Goal — Search the listing for "which" and copy every line where it appears.

Raw data —
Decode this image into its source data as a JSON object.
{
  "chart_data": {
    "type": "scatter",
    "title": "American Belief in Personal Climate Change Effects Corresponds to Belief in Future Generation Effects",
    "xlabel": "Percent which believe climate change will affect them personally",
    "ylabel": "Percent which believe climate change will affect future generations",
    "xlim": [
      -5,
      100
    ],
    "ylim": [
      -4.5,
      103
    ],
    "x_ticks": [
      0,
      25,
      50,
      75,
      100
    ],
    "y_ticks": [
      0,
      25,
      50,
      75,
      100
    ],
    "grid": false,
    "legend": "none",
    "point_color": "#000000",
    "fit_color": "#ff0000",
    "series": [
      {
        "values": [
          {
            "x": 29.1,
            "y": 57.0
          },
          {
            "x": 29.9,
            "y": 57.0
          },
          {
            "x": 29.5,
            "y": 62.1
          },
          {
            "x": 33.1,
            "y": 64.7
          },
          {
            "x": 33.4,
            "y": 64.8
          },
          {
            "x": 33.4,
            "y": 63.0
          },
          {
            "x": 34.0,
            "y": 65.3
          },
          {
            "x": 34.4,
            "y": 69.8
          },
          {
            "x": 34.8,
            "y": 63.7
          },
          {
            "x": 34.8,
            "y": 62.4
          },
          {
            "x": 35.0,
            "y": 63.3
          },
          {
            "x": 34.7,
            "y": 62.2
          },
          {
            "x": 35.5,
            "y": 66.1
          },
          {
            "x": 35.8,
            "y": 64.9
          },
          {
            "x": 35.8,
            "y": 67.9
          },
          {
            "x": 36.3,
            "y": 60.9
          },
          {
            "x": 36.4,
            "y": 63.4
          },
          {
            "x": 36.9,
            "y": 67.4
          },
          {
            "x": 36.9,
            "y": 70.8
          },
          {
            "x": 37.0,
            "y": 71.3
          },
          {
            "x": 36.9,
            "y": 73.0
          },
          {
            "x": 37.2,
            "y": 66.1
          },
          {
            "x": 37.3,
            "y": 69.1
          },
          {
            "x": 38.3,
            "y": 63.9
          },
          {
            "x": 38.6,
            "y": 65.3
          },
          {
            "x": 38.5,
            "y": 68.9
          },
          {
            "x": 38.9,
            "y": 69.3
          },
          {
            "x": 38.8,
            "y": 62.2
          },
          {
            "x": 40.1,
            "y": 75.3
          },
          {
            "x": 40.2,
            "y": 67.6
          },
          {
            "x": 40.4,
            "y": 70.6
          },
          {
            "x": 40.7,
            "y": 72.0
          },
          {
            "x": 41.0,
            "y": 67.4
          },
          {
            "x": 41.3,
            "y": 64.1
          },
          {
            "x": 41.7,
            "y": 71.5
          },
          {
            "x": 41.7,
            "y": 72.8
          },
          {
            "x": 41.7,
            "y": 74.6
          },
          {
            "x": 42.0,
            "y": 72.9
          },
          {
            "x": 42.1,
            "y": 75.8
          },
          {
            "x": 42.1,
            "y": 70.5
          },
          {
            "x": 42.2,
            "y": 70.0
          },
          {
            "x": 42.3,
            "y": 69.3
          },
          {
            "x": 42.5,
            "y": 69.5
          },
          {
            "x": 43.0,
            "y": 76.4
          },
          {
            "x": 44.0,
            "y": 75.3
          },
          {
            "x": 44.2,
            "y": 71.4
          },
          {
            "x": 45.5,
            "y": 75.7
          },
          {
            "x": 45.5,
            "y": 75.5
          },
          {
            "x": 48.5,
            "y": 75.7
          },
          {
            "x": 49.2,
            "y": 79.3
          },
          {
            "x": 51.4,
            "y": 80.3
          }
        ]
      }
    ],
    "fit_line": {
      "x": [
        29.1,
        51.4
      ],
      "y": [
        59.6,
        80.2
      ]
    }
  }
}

Exercise output —
    "xlabel": "Percent which believe climate change will affect them personally",
    "ylabel": "Percent which believe climate change will affect future generations",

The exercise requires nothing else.